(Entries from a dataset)

---+---

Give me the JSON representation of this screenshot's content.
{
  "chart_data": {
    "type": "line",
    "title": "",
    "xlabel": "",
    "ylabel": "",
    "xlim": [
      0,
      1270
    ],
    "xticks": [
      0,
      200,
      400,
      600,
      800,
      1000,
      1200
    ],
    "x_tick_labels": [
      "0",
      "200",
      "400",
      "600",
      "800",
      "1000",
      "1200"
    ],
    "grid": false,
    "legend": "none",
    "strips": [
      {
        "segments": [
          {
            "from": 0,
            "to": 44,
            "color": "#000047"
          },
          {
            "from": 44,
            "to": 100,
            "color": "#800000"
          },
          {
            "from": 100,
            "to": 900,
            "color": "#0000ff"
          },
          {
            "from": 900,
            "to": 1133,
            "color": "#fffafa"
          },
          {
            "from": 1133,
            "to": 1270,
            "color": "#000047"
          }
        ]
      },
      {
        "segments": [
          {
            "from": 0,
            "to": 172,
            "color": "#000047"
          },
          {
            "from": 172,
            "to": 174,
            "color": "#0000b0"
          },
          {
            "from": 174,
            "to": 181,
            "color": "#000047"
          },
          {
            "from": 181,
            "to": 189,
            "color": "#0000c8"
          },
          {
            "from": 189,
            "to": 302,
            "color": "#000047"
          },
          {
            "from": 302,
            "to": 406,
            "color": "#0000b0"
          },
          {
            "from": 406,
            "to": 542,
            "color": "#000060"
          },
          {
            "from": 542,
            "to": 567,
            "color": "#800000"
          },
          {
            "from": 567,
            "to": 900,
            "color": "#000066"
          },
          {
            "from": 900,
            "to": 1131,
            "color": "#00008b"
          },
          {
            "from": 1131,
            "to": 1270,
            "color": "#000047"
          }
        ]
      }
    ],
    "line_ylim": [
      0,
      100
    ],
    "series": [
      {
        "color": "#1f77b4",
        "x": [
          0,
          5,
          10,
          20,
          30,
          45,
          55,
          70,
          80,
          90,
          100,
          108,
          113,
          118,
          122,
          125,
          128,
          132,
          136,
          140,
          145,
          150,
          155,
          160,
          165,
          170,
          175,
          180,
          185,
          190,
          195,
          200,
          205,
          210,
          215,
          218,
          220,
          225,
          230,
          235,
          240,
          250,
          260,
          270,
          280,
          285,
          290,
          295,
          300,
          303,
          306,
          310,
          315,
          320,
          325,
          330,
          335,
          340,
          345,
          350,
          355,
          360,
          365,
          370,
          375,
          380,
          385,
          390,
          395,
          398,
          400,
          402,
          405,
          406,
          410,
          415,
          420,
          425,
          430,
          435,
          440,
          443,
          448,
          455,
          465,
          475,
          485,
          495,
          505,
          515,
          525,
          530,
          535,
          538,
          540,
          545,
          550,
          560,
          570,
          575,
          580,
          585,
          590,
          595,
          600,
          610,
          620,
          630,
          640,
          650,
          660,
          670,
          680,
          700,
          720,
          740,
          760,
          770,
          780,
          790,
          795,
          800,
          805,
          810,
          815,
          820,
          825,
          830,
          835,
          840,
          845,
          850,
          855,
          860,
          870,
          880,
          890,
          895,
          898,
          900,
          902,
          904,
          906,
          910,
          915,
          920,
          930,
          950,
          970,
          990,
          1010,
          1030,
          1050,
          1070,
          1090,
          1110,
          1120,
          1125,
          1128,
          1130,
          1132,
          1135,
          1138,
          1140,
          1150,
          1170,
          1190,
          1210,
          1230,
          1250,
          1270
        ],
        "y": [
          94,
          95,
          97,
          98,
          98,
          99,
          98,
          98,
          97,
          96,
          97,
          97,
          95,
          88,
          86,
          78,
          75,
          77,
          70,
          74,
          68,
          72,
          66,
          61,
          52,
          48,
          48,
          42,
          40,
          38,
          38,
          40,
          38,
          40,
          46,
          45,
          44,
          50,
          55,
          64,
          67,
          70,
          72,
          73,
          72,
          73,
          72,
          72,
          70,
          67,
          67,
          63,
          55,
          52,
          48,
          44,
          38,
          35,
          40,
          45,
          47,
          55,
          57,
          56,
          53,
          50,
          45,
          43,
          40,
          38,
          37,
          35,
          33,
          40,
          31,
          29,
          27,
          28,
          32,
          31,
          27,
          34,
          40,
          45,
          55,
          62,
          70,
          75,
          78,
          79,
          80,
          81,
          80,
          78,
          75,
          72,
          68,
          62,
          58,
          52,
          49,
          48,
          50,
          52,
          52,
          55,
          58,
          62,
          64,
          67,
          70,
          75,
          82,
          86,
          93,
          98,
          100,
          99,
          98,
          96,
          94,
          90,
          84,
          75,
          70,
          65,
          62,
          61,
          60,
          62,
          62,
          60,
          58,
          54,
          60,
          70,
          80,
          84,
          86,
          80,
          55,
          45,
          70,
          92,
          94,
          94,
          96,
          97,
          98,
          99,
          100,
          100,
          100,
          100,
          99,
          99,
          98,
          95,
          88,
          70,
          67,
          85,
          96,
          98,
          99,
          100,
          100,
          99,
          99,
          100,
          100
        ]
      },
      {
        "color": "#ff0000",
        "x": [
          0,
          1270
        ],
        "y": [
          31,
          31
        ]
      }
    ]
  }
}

---+---

## Problem description
Quote every record above exactly.

## Exercise solution
Give me the JSON representation of this screenshot's content.
{
  "chart_data": {
    "type": "line",
    "title": "",
    "xlabel": "",
    "ylabel": "",
    "xlim": [
      0,
      1270
    ],
    "xticks": [
      0,
      200,
      400,
      600,
      800,
      1000,
      1200
    ],
    "x_tick_labels": [
      "0",
      "200",
      "400",
      "600",
      "800",
      "1000",
      "1200"
    ],
    "grid": false,
    "legend": "none",
    "strips": [
      {
        "segments": [
          {
            "from": 0,
            "to": 44,
            "color": "#000047"
          },
          {
            "from": 44,
            "to": 100,
            "color": "#800000"
          },
          {
            "from": 100,
            "to": 900,
            "color": "#0000ff"
          },
          {
            "from": 900,
            "to": 1133,
            "color": "#fffafa"
          },
          {
            "from": 1133,
            "to": 1270,
            "color": "#000047"
          }
        ]
      },
      {
        "segments": [
          {
            "from": 0,
            "to": 172,
            "color": "#000047"
          },
          {
            "from": 172,
            "to": 174,
            "color": "#0000b0"
          },
          {
            "from": 174,
            "to": 181,
            "color": "#000047"
          },
          {
            "from": 181,
            "to": 189,
            "color": "#0000c8"
          },
          {
            "from": 189,
            "to": 302,
            "color": "#000047"
          },
          {
            "from": 302,
            "to": 406,
            "color": "#0000b0"
          },
          {
            "from": 406,
            "to": 542,
            "color": "#000060"
          },
          {
            "from": 542,
            "to": 567,
            "color": "#800000"
          },
          {
            "from": 567,
            "to": 900,
            "color": "#000066"
          },
          {
            "from": 900,
            "to": 1131,
            "color": "#00008b"
          },
          {
            "from": 1131,
            "to": 1270,
            "color": "#000047"
          }
        ]
      }
    ],
    "line_ylim": [
      0,
      100
    ],
    "series": [
      {
        "color": "#1f77b4",
        "x": [
          0,
          5,
          10,
          20,
          30,
          45,
          55,
          70,
          80,
          90,
          100,
          108,
          113,
          118,
          122,
          125,
          128,
          132,
          136,
          140,
          145,
          150,
          155,
          160,
          165,
          170,
          175,
          180,
          185,
          190,
          195,
          200,
          205,
          210,
          215,
          218,
          220,
          225,
          230,
          235,
          240,
          250,
          260,
          270,
          280,
          285,
          290,
          295,
          300,
          303,
          306,
          310,
          315,
          320,
          325,
          330,
          335,
          340,
          345,
          350,
          355,
          360,
          365,
          370,
          375,
          380,
          385,
          390,
          395,
          398,
          400,
          402,
          405,
          406,
          410,
          415,
          420,
          425,
          430,
          435,
          440,
          443,
          448,
          455,
          465,
          475,
          485,
          495,
          505,
          515,
          525,
          530,
          535,
          538,
          540,
          545,
          550,
          560,
          570,
          575,
          580,
          585,
          590,
          595,
          600,
          610,
          620,
          630,
          640,
          650,
          660,
          670,
          680,
          700,
          720,
          740,
          760,
          770,
          780,
          790,
          795,
          800,
          805,
          810,
          815,
          820,
          825,
          830,
          835,
          840,
          845,
          850,
          855,
          860,
          870,
          880,
          890,
          895,
          898,
          900,
          902,
          904,
          906,
          910,
          915,
          920,
          930,
          950,
          970,
          990,
          1010,
          1030,
          1050,
          1070,
          1090,
          1110,
          1120,
          1125,
          1128,
          1130,
          1132,
          1135,
          1138,
          1140,
          1150,
          1170,
          1190,
          1210,
          1230,
          1250,
          1270
        ],
        "y": [
          94,
          95,
          97,
          98,
          98,
          99,
          98,
          98,
          97,
          96,
          97,
          97,
          95,
          88,
          86,
          78,
          75,
          77,
          70,
          74,
          68,
          72,
          66,
          61,
          52,
          48,
          48,
          42,
          40,
          38,
          38,
          40,
          38,
          40,
          46,
          45,
          44,
          50,
          55,
          64,
          67,
          70,
          72,
          73,
          72,
          73,
          72,
          72,
          70,
          67,
          67,
          63,
          55,
          52,
          48,
          44,
          38,
          35,
          40,
          45,
          47,
          55,
          57,
          56,
          53,
          50,
          45,
          43,
          40,
          38,
          37,
          35,
          33,
          40,
          31,
          29,
          27,
          28,
          32,
          31,
          27,
          34,
          40,
          45,
          55,
          62,
          70,
          75,
          78,
          79,
          80,
          81,
          80,
          78,
          75,
          72,
          68,
          62,
          58,
          52,
          49,
          48,
          50,
          52,
          52,
          55,
          58,
          62,
          64,
          67,
          70,
          75,
          82,
          86,
          93,
          98,
          100,
          99,
          98,
          96,
          94,
          90,
          84,
          75,
          70,
          65,
          62,
          61,
          60,
          62,
          62,
          60,
          58,
          54,
          60,
          70,
          80,
          84,
          86,
          80,
          55,
          45,
          70,
          92,
          94,
          94,
          96,
          97,
          98,
          99,
          100,
          100,
          100,
          100,
          99,
          99,
          98,
          95,
          88,
          70,
          67,
          85,
          96,
          98,
          99,
          100,
          100,
          99,
          99,
          100,
          100
        ]
      },
      {
        "color": "#ff0000",
        "x": [
          0,
          1270
        ],
        "y": [
          31,
          31
        ]
      }
    ]
  }
}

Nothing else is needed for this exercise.